**ITEMS:**
━━━━

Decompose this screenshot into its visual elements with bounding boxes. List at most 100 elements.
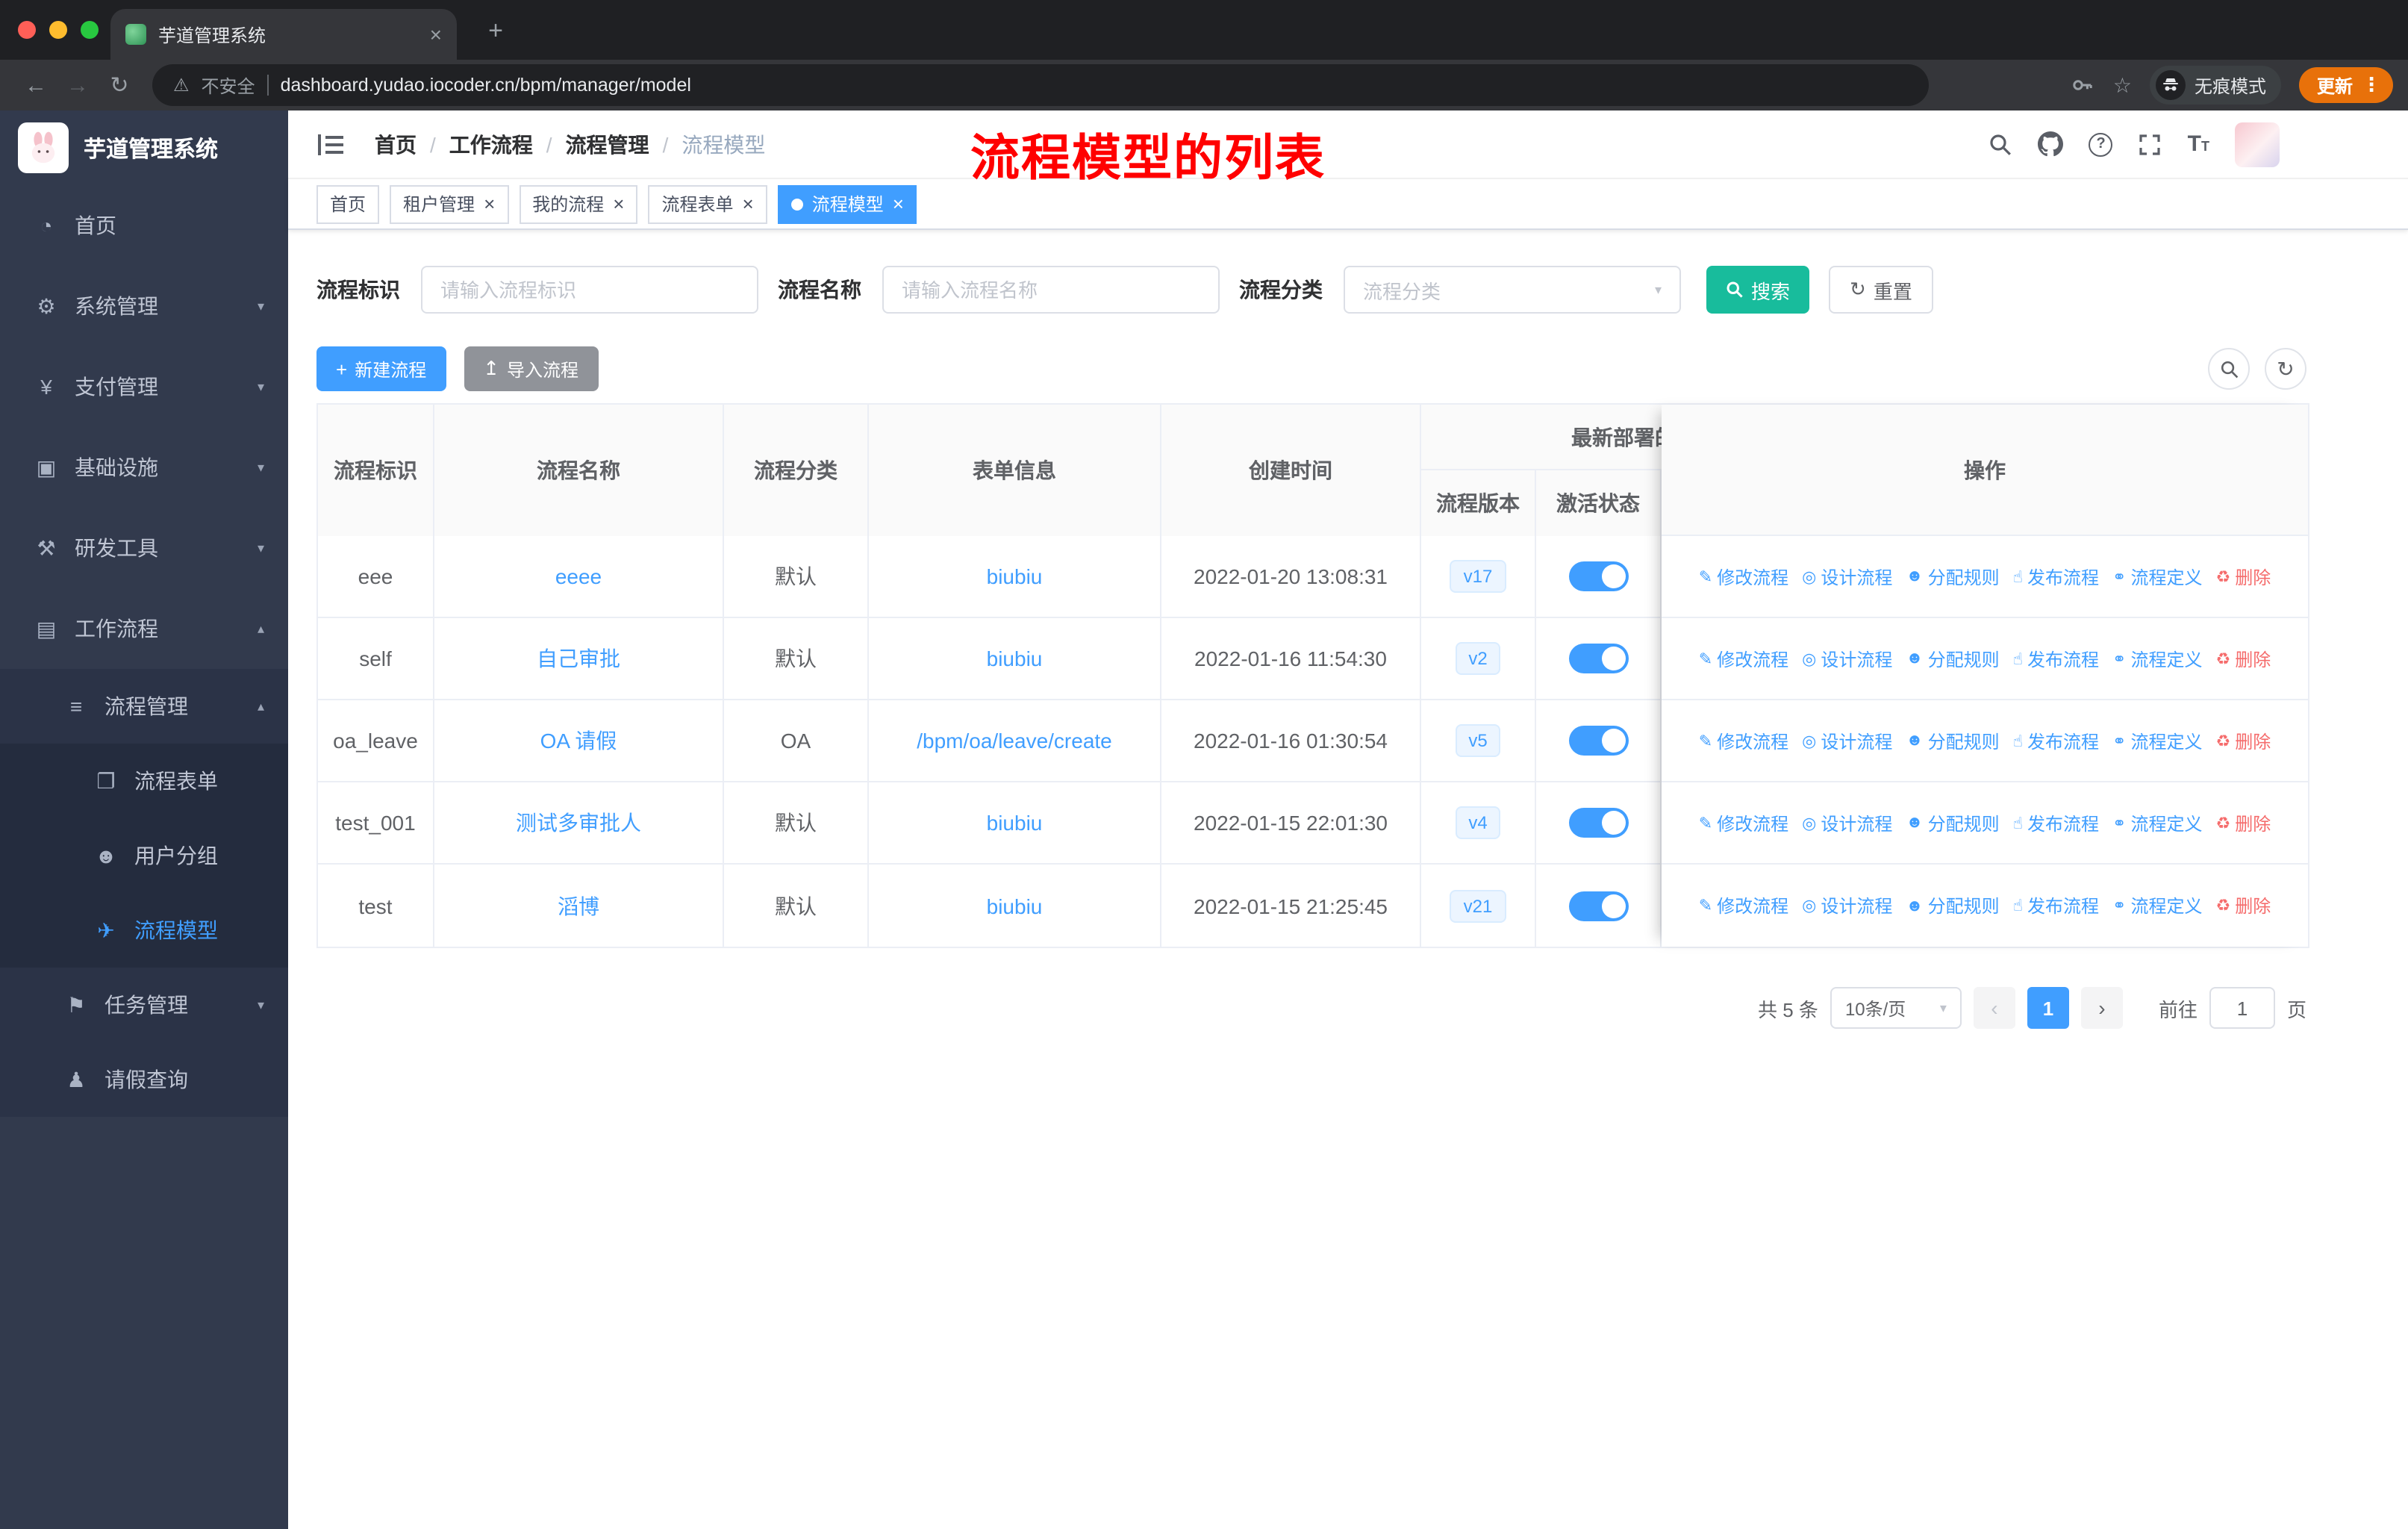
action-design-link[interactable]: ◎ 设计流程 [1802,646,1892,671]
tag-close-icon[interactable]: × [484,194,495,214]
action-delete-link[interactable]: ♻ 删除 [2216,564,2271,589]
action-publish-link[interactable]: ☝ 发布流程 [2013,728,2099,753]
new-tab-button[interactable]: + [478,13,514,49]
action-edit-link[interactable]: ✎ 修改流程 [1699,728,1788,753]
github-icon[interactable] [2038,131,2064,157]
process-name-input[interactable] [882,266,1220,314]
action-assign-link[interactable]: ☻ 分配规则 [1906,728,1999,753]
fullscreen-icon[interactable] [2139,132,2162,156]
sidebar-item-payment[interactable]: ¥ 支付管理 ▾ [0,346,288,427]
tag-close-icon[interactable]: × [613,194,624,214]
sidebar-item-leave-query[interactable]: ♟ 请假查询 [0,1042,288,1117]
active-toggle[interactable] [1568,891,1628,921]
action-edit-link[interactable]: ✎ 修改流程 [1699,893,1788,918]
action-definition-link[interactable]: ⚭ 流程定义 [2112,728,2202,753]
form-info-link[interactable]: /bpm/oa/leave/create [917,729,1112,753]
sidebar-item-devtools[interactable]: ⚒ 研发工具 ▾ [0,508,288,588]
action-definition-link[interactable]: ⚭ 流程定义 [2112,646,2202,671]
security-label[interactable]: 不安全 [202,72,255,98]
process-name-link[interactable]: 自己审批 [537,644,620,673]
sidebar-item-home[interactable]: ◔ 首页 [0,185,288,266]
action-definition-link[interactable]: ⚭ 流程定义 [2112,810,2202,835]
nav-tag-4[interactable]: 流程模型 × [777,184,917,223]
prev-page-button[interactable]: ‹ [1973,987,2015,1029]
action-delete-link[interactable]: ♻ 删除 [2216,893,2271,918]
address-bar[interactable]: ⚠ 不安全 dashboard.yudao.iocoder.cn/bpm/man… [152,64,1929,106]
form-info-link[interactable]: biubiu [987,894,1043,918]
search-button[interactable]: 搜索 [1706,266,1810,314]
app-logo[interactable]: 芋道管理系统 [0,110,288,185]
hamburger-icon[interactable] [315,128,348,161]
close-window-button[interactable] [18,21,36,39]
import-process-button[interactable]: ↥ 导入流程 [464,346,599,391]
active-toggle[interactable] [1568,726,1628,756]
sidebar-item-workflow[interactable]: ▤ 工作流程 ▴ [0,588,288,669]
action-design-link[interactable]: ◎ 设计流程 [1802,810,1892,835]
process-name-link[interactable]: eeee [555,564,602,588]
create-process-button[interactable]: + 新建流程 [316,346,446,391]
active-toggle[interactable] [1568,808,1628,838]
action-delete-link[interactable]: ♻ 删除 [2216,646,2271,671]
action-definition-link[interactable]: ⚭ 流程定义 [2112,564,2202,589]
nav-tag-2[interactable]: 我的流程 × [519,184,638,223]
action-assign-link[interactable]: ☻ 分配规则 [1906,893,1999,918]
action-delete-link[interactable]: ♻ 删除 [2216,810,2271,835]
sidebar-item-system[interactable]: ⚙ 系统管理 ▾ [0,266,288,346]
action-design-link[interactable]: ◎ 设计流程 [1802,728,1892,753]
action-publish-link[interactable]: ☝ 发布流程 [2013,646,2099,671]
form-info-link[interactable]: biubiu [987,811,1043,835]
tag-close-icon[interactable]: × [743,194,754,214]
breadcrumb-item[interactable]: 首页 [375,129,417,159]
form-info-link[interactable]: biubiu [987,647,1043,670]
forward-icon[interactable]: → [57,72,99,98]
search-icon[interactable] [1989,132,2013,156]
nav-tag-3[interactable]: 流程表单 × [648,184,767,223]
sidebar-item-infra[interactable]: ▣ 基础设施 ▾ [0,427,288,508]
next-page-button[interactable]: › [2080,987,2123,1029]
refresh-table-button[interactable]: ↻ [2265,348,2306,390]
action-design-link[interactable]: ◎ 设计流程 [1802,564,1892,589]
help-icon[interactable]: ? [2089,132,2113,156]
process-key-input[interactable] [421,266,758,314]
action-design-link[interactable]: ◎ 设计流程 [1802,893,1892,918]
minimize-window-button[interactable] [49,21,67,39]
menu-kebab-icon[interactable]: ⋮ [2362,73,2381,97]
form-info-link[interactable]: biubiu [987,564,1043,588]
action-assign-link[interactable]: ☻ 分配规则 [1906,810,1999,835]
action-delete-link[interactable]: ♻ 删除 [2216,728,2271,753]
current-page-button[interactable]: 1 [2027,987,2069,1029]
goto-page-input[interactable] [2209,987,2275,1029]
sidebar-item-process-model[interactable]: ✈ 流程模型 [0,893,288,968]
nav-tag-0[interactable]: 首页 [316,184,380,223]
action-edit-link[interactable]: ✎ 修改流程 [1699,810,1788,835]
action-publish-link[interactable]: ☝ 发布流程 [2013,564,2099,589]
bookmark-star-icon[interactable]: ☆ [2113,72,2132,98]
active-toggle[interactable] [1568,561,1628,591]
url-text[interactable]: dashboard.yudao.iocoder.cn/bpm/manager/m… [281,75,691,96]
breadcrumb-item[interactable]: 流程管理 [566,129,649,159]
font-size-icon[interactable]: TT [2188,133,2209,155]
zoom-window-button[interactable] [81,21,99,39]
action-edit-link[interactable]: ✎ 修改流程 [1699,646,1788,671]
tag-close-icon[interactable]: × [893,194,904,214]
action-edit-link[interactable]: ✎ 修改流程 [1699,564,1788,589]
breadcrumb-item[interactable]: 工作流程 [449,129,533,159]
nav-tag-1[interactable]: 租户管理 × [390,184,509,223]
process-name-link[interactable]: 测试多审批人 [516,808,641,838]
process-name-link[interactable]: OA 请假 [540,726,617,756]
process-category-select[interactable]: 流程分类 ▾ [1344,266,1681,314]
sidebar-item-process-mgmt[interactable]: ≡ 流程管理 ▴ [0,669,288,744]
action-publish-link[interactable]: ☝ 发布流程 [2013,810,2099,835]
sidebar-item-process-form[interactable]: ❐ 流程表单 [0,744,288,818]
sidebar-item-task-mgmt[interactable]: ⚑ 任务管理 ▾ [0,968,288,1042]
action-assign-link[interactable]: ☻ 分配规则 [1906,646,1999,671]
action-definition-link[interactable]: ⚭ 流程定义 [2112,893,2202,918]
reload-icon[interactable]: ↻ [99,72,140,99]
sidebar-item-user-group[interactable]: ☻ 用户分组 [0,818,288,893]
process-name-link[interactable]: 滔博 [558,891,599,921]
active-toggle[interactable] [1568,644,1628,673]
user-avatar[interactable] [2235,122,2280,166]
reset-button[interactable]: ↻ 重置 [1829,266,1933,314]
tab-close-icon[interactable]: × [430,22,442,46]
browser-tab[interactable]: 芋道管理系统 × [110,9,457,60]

━━━━

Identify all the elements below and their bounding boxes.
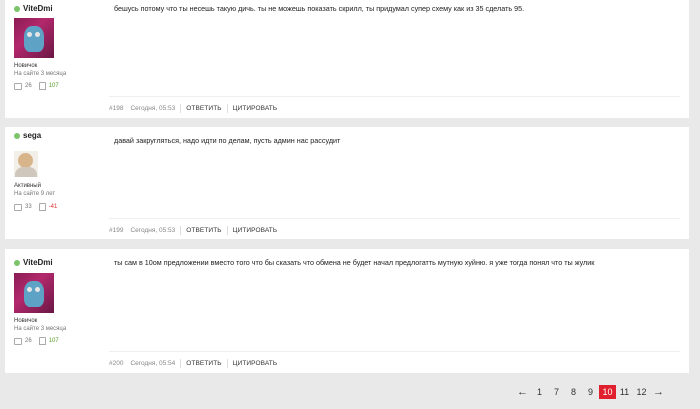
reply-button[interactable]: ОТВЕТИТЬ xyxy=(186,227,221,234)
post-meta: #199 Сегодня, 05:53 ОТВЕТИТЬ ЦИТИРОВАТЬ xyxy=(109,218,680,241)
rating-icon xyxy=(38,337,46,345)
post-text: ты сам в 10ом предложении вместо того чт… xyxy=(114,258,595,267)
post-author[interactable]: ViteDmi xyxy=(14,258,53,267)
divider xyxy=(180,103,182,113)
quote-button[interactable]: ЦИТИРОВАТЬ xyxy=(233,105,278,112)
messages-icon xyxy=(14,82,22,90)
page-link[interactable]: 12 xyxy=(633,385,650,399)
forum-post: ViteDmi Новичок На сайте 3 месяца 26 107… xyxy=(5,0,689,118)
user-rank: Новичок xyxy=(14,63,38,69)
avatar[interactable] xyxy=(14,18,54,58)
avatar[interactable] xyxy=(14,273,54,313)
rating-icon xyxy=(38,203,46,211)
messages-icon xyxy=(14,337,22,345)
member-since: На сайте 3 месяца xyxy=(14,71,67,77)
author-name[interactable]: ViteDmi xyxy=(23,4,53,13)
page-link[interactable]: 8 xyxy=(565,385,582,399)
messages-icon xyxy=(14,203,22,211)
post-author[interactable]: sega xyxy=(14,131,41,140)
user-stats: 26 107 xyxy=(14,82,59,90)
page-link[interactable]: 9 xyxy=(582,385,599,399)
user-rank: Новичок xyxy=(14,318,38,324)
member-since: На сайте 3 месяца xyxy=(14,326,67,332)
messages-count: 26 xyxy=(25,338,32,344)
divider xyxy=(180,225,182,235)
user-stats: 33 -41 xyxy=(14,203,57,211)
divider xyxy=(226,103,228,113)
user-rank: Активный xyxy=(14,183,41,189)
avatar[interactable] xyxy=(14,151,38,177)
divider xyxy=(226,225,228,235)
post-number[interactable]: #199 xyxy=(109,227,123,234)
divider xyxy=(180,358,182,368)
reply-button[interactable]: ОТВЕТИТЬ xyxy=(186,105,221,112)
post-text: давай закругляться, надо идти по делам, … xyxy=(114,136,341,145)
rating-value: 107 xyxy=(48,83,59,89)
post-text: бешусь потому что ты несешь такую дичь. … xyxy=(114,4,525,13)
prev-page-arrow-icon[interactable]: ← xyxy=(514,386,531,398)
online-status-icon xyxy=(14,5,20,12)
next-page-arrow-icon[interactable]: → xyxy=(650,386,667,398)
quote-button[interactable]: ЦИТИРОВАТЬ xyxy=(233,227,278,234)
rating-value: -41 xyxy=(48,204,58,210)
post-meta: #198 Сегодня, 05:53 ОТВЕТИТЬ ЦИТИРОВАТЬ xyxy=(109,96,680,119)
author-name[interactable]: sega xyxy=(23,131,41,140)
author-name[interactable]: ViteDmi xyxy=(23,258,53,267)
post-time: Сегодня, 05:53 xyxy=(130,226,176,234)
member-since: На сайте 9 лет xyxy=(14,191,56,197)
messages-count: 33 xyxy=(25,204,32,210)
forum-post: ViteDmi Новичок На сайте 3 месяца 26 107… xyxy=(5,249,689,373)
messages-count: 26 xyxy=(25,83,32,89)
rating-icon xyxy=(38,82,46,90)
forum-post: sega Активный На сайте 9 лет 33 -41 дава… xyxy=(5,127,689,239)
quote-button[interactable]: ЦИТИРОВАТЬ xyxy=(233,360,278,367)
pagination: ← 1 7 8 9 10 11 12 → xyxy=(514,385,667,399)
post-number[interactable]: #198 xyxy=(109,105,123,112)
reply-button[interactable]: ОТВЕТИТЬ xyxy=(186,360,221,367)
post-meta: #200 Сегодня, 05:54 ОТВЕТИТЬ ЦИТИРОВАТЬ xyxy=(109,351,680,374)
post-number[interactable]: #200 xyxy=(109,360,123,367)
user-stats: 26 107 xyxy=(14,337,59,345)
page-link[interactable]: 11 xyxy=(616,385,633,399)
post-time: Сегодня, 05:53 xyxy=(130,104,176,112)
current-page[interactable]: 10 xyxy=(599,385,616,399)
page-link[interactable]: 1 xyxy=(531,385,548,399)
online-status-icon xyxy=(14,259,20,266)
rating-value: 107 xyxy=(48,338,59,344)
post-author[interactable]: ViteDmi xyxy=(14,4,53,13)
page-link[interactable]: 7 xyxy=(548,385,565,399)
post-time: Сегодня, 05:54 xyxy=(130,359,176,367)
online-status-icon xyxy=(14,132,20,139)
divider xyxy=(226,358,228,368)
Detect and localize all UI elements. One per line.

━━━━

**EXERCISE OBJECTIVE:** Repeat, character for character, the listing lines from the one containing "action-design-link[interactable]: ◎ 设计流程 [1802,646,1892,671]" through the one containing "process-name-input[interactable] [882,266,1220,314]", both included.

**OUTPUT OF THE TASK:**
action-design-link[interactable]: ◎ 设计流程 [1802,646,1892,671]
tag-close-icon[interactable]: × [484,194,495,214]
action-delete-link[interactable]: ♻ 删除 [2216,564,2271,589]
action-publish-link[interactable]: ☝ 发布流程 [2013,728,2099,753]
new-tab-button[interactable]: + [478,13,514,49]
action-edit-link[interactable]: ✎ 修改流程 [1699,728,1788,753]
github-icon[interactable] [2038,131,2064,157]
process-name-input[interactable] [882,266,1220,314]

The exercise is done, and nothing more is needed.